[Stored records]

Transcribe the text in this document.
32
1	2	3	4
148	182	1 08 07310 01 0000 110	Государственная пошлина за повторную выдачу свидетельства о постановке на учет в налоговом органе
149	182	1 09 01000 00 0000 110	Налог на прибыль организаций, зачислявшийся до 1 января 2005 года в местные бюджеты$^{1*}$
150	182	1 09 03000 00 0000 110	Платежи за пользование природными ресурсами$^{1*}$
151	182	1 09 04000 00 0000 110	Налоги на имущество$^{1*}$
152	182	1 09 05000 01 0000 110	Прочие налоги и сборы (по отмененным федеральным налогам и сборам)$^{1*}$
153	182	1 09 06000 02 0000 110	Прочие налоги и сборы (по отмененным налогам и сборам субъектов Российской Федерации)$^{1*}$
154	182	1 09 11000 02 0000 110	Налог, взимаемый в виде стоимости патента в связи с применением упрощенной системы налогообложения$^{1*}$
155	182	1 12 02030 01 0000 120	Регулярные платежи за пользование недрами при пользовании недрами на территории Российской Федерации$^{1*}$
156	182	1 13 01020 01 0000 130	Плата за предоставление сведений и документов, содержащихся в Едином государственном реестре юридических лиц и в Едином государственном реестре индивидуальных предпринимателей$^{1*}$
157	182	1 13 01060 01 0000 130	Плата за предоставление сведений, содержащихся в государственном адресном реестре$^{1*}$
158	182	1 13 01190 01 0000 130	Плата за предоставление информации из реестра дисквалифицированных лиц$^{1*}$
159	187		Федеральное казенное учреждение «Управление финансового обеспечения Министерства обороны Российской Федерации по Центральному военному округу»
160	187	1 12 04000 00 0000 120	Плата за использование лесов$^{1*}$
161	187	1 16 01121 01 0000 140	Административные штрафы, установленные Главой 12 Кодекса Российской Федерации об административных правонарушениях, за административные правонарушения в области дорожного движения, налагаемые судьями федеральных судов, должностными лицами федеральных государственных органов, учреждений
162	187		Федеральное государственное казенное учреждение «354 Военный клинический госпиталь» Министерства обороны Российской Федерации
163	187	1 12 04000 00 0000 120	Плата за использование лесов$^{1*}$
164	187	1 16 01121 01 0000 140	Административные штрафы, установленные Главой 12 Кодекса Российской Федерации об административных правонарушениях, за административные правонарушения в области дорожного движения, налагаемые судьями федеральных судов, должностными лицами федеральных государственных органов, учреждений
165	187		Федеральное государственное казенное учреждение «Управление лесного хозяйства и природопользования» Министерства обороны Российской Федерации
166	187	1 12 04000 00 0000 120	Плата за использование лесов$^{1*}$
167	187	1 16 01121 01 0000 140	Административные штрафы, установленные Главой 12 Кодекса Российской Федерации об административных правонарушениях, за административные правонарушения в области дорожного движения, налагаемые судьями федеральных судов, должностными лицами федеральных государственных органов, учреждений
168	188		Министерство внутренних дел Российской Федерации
...
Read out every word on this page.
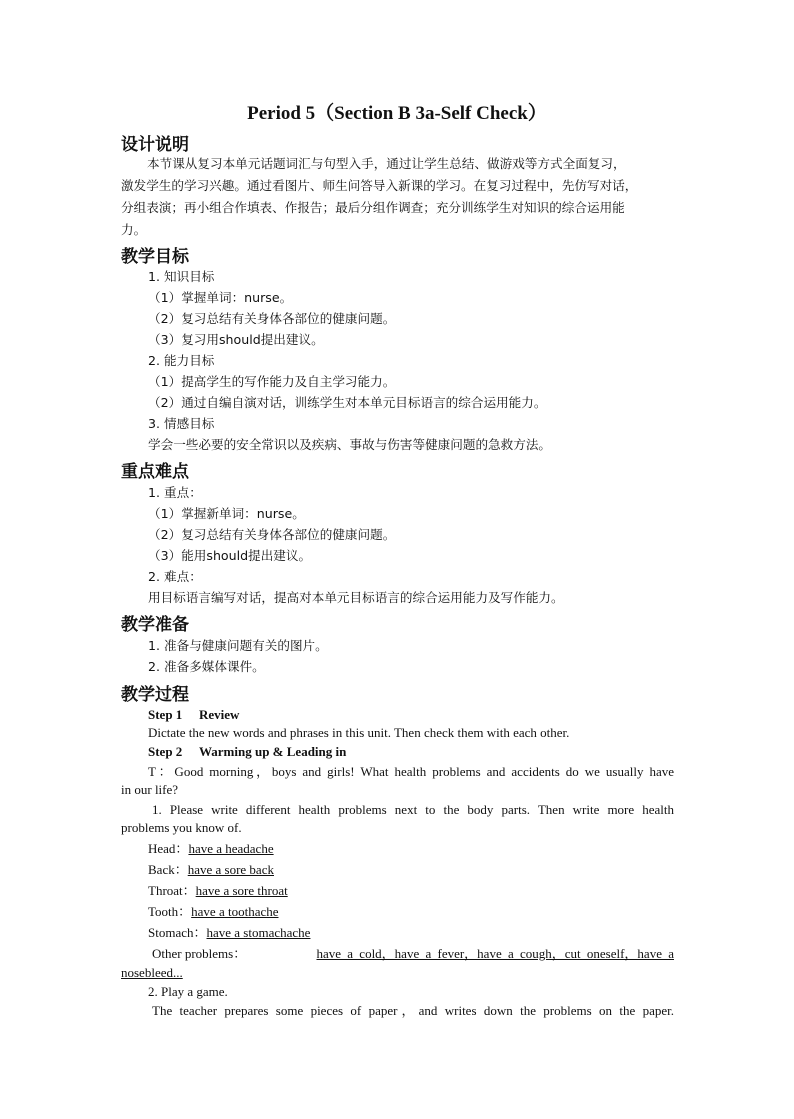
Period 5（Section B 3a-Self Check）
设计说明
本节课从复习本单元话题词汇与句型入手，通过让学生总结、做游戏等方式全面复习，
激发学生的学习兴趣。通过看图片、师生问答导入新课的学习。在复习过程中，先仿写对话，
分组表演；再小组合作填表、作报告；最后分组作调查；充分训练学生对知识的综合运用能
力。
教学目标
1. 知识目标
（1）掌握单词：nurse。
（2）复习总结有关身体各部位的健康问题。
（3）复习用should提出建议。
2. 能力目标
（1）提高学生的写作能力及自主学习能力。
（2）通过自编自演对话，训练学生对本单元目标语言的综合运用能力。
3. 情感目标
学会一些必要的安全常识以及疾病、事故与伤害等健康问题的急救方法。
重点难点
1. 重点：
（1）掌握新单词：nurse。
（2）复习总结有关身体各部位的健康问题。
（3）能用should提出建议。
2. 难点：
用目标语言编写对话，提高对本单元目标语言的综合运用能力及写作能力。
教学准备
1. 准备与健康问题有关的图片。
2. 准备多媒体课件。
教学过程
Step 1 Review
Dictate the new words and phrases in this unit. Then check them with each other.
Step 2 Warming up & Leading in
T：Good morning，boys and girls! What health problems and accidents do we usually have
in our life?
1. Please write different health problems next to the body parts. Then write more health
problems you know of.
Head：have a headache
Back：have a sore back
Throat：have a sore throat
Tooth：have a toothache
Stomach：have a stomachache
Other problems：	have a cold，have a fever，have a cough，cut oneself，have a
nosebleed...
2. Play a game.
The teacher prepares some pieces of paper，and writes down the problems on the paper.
* * *
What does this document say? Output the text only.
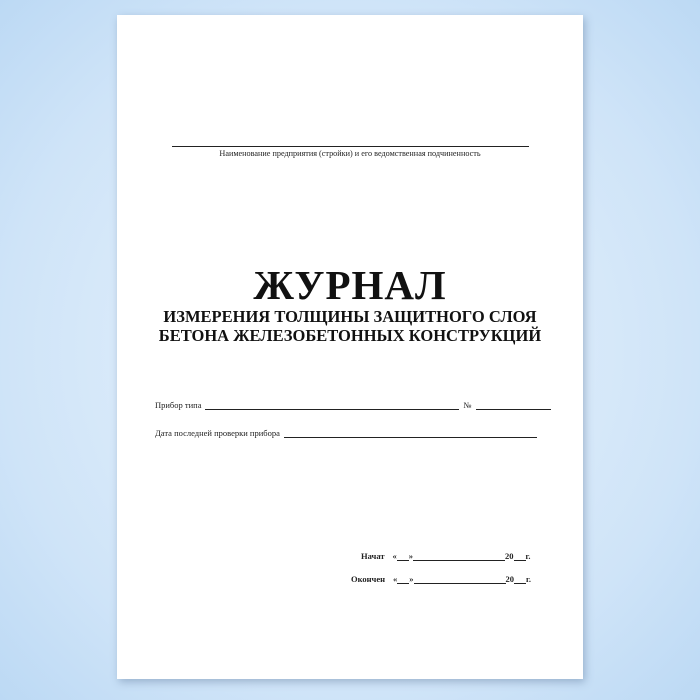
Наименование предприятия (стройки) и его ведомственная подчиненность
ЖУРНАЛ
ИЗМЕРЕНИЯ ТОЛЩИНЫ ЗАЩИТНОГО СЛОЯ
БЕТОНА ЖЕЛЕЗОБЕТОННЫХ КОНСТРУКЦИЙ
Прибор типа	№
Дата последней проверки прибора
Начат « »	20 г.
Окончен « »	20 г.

**WHAT YOU NEED TO DO**: Determine how many lines of the records above contain the word "Федеральное", and report only that number.

**SOLVED EXERCISE**: 3